## Task to carry out
The data below must be copied in full and without any change.

Extracted data entries
== == ==

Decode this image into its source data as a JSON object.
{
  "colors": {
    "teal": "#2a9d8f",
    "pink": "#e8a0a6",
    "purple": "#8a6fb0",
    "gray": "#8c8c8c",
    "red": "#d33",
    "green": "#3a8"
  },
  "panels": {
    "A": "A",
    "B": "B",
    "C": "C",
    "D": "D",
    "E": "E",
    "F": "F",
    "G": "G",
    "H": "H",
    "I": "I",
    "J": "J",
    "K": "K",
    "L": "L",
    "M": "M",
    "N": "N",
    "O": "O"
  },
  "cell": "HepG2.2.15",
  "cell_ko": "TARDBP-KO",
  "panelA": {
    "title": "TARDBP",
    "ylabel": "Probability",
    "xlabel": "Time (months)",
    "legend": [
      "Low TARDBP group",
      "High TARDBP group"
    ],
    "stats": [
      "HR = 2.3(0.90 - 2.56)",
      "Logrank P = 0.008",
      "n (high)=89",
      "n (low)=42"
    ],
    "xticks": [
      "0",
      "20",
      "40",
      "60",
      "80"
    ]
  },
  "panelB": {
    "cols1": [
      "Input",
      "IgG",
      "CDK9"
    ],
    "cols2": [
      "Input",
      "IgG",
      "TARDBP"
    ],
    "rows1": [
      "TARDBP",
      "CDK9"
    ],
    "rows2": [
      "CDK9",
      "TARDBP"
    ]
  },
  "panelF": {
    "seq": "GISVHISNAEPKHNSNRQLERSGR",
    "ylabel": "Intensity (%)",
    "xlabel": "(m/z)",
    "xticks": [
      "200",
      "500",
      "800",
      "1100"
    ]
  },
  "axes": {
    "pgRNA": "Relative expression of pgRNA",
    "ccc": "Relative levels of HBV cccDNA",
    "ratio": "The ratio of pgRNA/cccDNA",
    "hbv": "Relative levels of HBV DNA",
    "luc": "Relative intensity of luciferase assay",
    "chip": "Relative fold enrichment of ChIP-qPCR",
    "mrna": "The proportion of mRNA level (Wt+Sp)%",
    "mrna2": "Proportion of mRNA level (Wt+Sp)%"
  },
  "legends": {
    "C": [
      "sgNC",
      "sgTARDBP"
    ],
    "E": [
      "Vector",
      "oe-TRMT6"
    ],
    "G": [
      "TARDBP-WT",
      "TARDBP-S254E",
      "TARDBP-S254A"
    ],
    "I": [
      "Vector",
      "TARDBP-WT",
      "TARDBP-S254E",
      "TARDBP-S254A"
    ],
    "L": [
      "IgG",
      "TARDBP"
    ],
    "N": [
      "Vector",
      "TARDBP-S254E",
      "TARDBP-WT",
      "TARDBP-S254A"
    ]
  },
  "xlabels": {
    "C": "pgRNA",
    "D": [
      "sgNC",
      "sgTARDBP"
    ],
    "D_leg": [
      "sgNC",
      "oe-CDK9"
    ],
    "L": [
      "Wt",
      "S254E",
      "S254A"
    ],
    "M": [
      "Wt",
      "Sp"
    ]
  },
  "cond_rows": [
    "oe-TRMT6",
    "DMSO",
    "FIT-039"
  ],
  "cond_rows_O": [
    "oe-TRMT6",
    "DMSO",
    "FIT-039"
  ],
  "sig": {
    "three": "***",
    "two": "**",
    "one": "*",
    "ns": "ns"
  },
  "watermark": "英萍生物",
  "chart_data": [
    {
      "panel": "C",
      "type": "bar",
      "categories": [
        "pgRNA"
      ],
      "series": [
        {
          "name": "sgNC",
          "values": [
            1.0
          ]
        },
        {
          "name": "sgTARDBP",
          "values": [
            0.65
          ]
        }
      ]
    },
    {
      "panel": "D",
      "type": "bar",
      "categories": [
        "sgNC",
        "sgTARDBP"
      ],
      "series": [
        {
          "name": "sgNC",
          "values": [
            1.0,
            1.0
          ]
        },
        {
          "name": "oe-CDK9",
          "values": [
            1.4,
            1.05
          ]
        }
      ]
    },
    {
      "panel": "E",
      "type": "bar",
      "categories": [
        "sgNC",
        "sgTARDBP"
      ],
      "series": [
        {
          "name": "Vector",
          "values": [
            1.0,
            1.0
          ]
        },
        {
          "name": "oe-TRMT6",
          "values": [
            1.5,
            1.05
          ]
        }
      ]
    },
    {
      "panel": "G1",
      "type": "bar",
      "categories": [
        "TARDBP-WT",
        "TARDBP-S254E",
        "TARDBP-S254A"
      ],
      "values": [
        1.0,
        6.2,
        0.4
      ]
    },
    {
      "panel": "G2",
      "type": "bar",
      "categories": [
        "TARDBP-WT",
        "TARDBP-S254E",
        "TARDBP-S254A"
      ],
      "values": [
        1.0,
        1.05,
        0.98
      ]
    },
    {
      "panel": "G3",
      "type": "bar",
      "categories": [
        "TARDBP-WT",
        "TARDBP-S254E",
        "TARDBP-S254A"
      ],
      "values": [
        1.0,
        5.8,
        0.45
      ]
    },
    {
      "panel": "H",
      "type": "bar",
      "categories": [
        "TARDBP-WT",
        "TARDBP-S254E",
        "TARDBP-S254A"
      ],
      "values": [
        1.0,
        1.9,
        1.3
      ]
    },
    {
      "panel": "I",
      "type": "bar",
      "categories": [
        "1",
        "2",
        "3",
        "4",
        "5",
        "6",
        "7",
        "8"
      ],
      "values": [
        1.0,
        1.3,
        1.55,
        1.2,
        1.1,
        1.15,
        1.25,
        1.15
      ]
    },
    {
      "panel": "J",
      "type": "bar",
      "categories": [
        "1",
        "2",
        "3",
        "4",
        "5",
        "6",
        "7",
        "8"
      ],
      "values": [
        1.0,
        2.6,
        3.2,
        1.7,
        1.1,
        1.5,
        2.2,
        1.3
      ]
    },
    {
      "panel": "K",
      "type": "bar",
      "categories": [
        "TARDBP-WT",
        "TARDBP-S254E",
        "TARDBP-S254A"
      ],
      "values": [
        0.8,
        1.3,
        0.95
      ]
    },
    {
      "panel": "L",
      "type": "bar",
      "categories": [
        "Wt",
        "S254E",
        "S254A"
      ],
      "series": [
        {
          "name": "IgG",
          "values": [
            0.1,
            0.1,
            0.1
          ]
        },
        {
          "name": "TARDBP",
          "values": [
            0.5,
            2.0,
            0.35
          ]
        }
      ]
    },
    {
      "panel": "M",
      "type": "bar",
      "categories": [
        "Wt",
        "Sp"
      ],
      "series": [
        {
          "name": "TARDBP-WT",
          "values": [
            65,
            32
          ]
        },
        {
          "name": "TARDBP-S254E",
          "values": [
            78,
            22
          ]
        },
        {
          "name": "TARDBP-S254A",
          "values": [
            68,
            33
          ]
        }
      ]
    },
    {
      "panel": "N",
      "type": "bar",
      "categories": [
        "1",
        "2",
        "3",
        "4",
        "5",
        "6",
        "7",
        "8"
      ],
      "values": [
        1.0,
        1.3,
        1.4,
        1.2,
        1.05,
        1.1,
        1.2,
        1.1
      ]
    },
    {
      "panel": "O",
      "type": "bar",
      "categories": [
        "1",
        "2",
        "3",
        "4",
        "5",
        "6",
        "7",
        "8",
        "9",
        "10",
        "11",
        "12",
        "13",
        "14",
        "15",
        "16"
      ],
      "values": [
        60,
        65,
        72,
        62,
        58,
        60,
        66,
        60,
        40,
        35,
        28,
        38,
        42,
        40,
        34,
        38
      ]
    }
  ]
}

== == ==

## Response area
Decode this image into its source data as a JSON object.
{
  "colors": {
    "teal": "#2a9d8f",
    "pink": "#e8a0a6",
    "purple": "#8a6fb0",
    "gray": "#8c8c8c",
    "red": "#d33",
    "green": "#3a8"
  },
  "panels": {
    "A": "A",
    "B": "B",
    "C": "C",
    "D": "D",
    "E": "E",
    "F": "F",
    "G": "G",
    "H": "H",
    "I": "I",
    "J": "J",
    "K": "K",
    "L": "L",
    "M": "M",
    "N": "N",
    "O": "O"
  },
  "cell": "HepG2.2.15",
  "cell_ko": "TARDBP-KO",
  "panelA": {
    "title": "TARDBP",
    "ylabel": "Probability",
    "xlabel": "Time (months)",
    "legend": [
      "Low TARDBP group",
      "High TARDBP group"
    ],
    "stats": [
      "HR = 2.3(0.90 - 2.56)",
      "Logrank P = 0.008",
      "n (high)=89",
      "n (low)=42"
    ],
    "xticks": [
      "0",
      "20",
      "40",
      "60",
      "80"
    ]
  },
  "panelB": {
    "cols1": [
      "Input",
      "IgG",
      "CDK9"
    ],
    "cols2": [
      "Input",
      "IgG",
      "TARDBP"
    ],
    "rows1": [
      "TARDBP",
      "CDK9"
    ],
    "rows2": [
      "CDK9",
      "TARDBP"
    ]
  },
  "panelF": {
    "seq": "GISVHISNAEPKHNSNRQLERSGR",
    "ylabel": "Intensity (%)",
    "xlabel": "(m/z)",
    "xticks": [
      "200",
      "500",
      "800",
      "1100"
    ]
  },
  "axes": {
    "pgRNA": "Relative expression of pgRNA",
    "ccc": "Relative levels of HBV cccDNA",
    "ratio": "The ratio of pgRNA/cccDNA",
    "hbv": "Relative levels of HBV DNA",
    "luc": "Relative intensity of luciferase assay",
    "chip": "Relative fold enrichment of ChIP-qPCR",
    "mrna": "The proportion of mRNA level (Wt+Sp)%",
    "mrna2": "Proportion of mRNA level (Wt+Sp)%"
  },
  "legends": {
    "C": [
      "sgNC",
      "sgTARDBP"
    ],
    "E": [
      "Vector",
      "oe-TRMT6"
    ],
    "G": [
      "TARDBP-WT",
      "TARDBP-S254E",
      "TARDBP-S254A"
    ],
    "I": [
      "Vector",
      "TARDBP-WT",
      "TARDBP-S254E",
      "TARDBP-S254A"
    ],
    "L": [
      "IgG",
      "TARDBP"
    ],
    "N": [
      "Vector",
      "TARDBP-S254E",
      "TARDBP-WT",
      "TARDBP-S254A"
    ]
  },
  "xlabels": {
    "C": "pgRNA",
    "D": [
      "sgNC",
      "sgTARDBP"
    ],
    "D_leg": [
      "sgNC",
      "oe-CDK9"
    ],
    "L": [
      "Wt",
      "S254E",
      "S254A"
    ],
    "M": [
      "Wt",
      "Sp"
    ]
  },
  "cond_rows": [
    "oe-TRMT6",
    "DMSO",
    "FIT-039"
  ],
  "cond_rows_O": [
    "oe-TRMT6",
    "DMSO",
    "FIT-039"
  ],
  "sig": {
    "three": "***",
    "two": "**",
    "one": "*",
    "ns": "ns"
  },
  "watermark": "英萍生物",
  "chart_data": [
    {
      "panel": "C",
      "type": "bar",
      "categories": [
        "pgRNA"
      ],
      "series": [
        {
          "name": "sgNC",
          "values": [
            1.0
          ]
        },
        {
          "name": "sgTARDBP",
          "values": [
            0.65
          ]
        }
      ]
    },
    {
      "panel": "D",
      "type": "bar",
      "categories": [
        "sgNC",
        "sgTARDBP"
      ],
      "series": [
        {
          "name": "sgNC",
          "values": [
            1.0,
            1.0
          ]
        },
        {
          "name": "oe-CDK9",
          "values": [
            1.4,
            1.05
          ]
        }
      ]
    },
    {
      "panel": "E",
      "type": "bar",
      "categories": [
        "sgNC",
        "sgTARDBP"
      ],
      "series": [
        {
          "name": "Vector",
          "values": [
            1.0,
            1.0
          ]
        },
        {
          "name": "oe-TRMT6",
          "values": [
            1.5,
            1.05
          ]
        }
      ]
    },
    {
      "panel": "G1",
      "type": "bar",
      "categories": [
        "TARDBP-WT",
        "TARDBP-S254E",
        "TARDBP-S254A"
      ],
      "values": [
        1.0,
        6.2,
        0.4
      ]
    },
    {
      "panel": "G2",
      "type": "bar",
      "categories": [
        "TARDBP-WT",
        "TARDBP-S254E",
        "TARDBP-S254A"
      ],
      "values": [
        1.0,
        1.05,
        0.98
      ]
    },
    {
      "panel": "G3",
      "type": "bar",
      "categories": [
        "TARDBP-WT",
        "TARDBP-S254E",
        "TARDBP-S254A"
      ],
      "values": [
        1.0,
        5.8,
        0.45
      ]
    },
    {
      "panel": "H",
      "type": "bar",
      "categories": [
        "TARDBP-WT",
        "TARDBP-S254E",
        "TARDBP-S254A"
      ],
      "values": [
        1.0,
        1.9,
        1.3
      ]
    },
    {
      "panel": "I",
      "type": "bar",
      "categories": [
        "1",
        "2",
        "3",
        "4",
        "5",
        "6",
        "7",
        "8"
      ],
      "values": [
        1.0,
        1.3,
        1.55,
        1.2,
        1.1,
        1.15,
        1.25,
        1.15
      ]
    },
    {
      "panel": "J",
      "type": "bar",
      "categories": [
        "1",
        "2",
        "3",
        "4",
        "5",
        "6",
        "7",
        "8"
      ],
      "values": [
        1.0,
        2.6,
        3.2,
        1.7,
        1.1,
        1.5,
        2.2,
        1.3
      ]
    },
    {
      "panel": "K",
      "type": "bar",
      "categories": [
        "TARDBP-WT",
        "TARDBP-S254E",
        "TARDBP-S254A"
      ],
      "values": [
        0.8,
        1.3,
        0.95
      ]
    },
    {
      "panel": "L",
      "type": "bar",
      "categories": [
        "Wt",
        "S254E",
        "S254A"
      ],
      "series": [
        {
          "name": "IgG",
          "values": [
            0.1,
            0.1,
            0.1
          ]
        },
        {
          "name": "TARDBP",
          "values": [
            0.5,
            2.0,
            0.35
          ]
        }
      ]
    },
    {
      "panel": "M",
      "type": "bar",
      "categories": [
        "Wt",
        "Sp"
      ],
      "series": [
        {
          "name": "TARDBP-WT",
          "values": [
            65,
            32
          ]
        },
        {
          "name": "TARDBP-S254E",
          "values": [
            78,
            22
          ]
        },
        {
          "name": "TARDBP-S254A",
          "values": [
            68,
            33
          ]
        }
      ]
    },
    {
      "panel": "N",
      "type": "bar",
      "categories": [
        "1",
        "2",
        "3",
        "4",
        "5",
        "6",
        "7",
        "8"
      ],
      "values": [
        1.0,
        1.3,
        1.4,
        1.2,
        1.05,
        1.1,
        1.2,
        1.1
      ]
    },
    {
      "panel": "O",
      "type": "bar",
      "categories": [
        "1",
        "2",
        "3",
        "4",
        "5",
        "6",
        "7",
        "8",
        "9",
        "10",
        "11",
        "12",
        "13",
        "14",
        "15",
        "16"
      ],
      "values": [
        60,
        65,
        72,
        62,
        58,
        60,
        66,
        60,
        40,
        35,
        28,
        38,
        42,
        40,
        34,
        38
      ]
    }
  ]
}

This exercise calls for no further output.